● PROVIDED RECORDS:
--- START ---
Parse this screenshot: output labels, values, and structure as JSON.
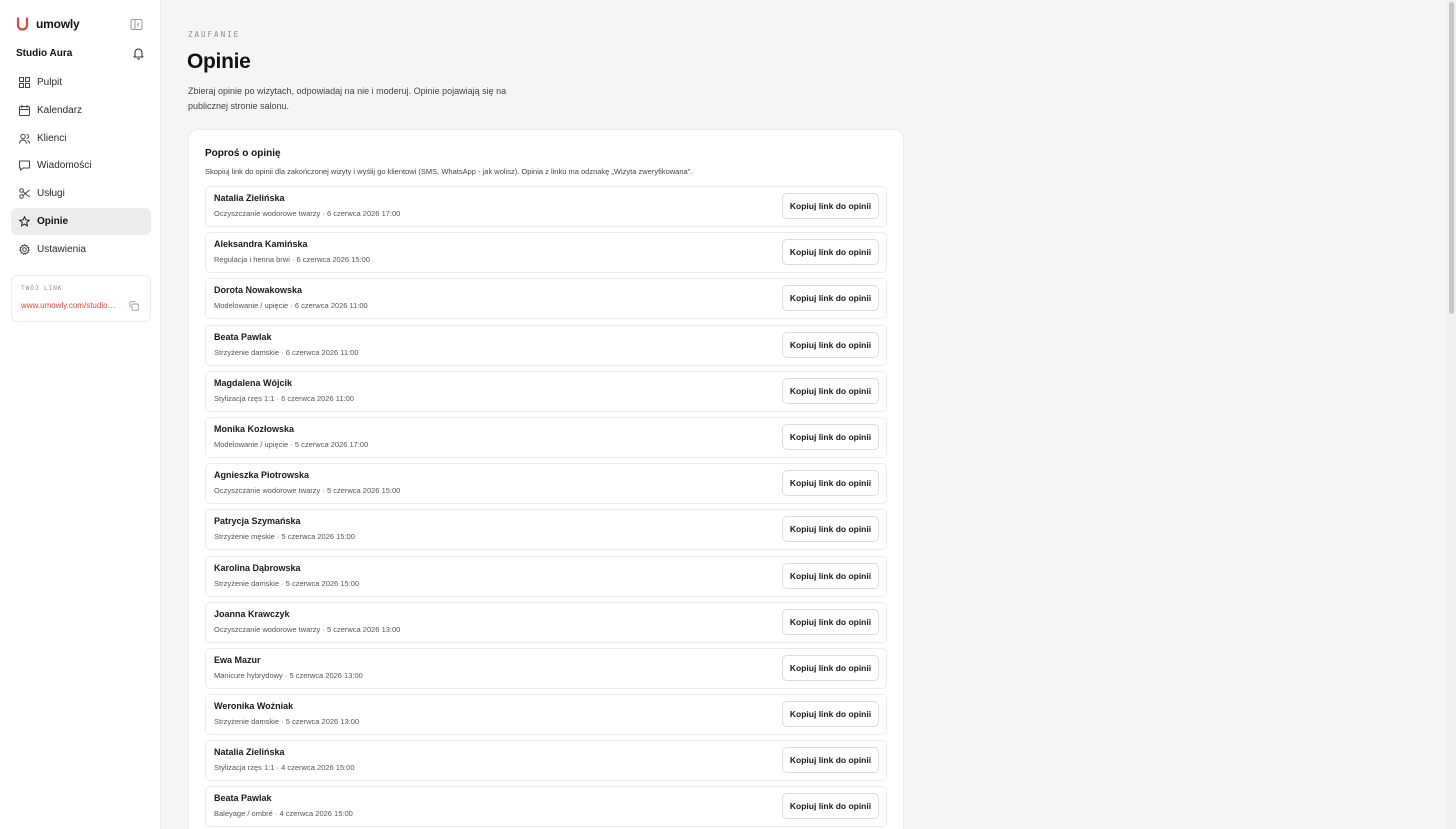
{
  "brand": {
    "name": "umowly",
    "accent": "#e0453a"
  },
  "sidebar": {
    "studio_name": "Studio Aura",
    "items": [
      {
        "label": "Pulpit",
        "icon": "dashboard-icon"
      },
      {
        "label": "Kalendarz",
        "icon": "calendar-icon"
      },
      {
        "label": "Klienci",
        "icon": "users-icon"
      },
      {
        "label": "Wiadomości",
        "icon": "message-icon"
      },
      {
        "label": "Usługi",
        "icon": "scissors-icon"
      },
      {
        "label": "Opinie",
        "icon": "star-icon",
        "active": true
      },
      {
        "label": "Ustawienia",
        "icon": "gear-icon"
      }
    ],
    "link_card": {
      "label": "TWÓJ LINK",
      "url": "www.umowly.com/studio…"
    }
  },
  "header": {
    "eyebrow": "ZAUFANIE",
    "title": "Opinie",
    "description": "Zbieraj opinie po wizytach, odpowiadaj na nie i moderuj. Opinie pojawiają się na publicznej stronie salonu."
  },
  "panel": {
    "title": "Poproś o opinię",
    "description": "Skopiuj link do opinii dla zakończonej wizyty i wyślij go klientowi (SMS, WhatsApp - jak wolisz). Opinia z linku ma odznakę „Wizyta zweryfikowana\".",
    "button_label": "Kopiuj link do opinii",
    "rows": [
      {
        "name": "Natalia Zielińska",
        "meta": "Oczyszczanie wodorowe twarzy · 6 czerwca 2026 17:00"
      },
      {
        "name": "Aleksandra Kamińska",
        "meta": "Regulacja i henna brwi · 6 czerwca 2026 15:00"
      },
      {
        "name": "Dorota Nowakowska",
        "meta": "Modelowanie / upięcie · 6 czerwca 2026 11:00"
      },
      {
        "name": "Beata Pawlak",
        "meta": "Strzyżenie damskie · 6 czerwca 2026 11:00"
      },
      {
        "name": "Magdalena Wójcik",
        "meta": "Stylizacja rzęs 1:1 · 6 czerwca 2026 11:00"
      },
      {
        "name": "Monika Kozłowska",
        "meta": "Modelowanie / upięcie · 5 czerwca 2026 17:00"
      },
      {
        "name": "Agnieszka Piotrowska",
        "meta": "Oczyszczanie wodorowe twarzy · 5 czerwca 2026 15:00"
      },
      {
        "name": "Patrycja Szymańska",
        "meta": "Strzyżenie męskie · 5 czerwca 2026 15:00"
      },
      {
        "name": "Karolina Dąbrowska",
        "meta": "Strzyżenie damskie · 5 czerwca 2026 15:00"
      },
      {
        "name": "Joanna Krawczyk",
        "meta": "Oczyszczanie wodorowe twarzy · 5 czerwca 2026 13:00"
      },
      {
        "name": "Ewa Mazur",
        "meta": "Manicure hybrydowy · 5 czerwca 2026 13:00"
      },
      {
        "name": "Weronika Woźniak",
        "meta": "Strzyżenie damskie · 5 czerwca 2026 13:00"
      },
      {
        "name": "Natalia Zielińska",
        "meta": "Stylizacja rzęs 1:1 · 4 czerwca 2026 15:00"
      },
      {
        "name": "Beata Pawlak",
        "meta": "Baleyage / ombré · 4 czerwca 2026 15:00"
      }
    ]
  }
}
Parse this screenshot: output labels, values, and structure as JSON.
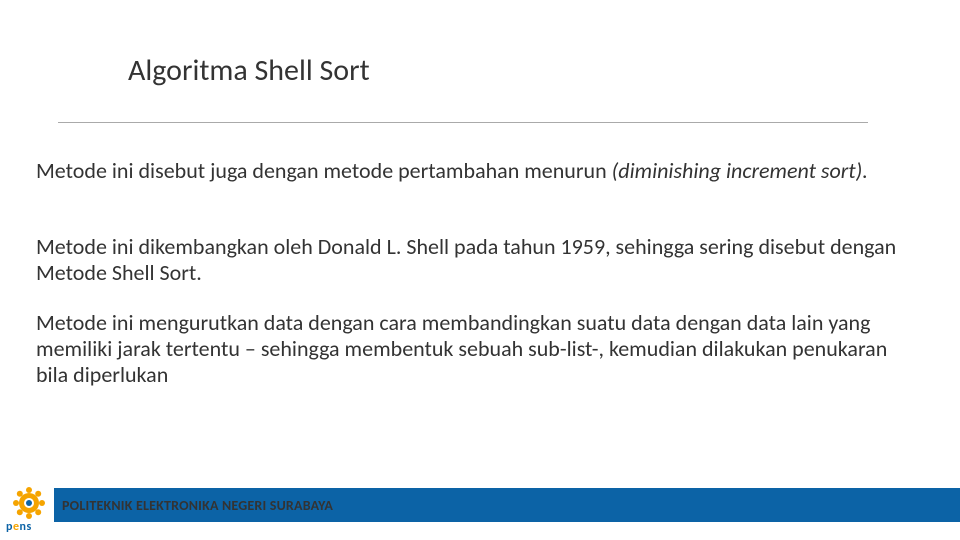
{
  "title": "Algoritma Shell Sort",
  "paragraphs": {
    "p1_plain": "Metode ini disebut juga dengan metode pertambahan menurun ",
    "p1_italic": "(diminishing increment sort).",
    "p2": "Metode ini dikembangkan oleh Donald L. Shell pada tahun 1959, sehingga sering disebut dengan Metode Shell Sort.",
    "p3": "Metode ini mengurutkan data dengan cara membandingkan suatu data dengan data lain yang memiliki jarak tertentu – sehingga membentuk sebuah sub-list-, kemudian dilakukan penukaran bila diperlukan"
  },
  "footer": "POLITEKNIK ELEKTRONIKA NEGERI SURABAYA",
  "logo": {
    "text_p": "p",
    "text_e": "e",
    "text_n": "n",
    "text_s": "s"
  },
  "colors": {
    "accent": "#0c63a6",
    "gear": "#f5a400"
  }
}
--- END ---
● PROBLEM DETAILS: Copy out every line from the material above in which the word "title" appears.

● FULL OUTPUT:
    "title": "Opinie",
    "title": "Poproś o opinię",
  "title": "Algoritma Shell Sort",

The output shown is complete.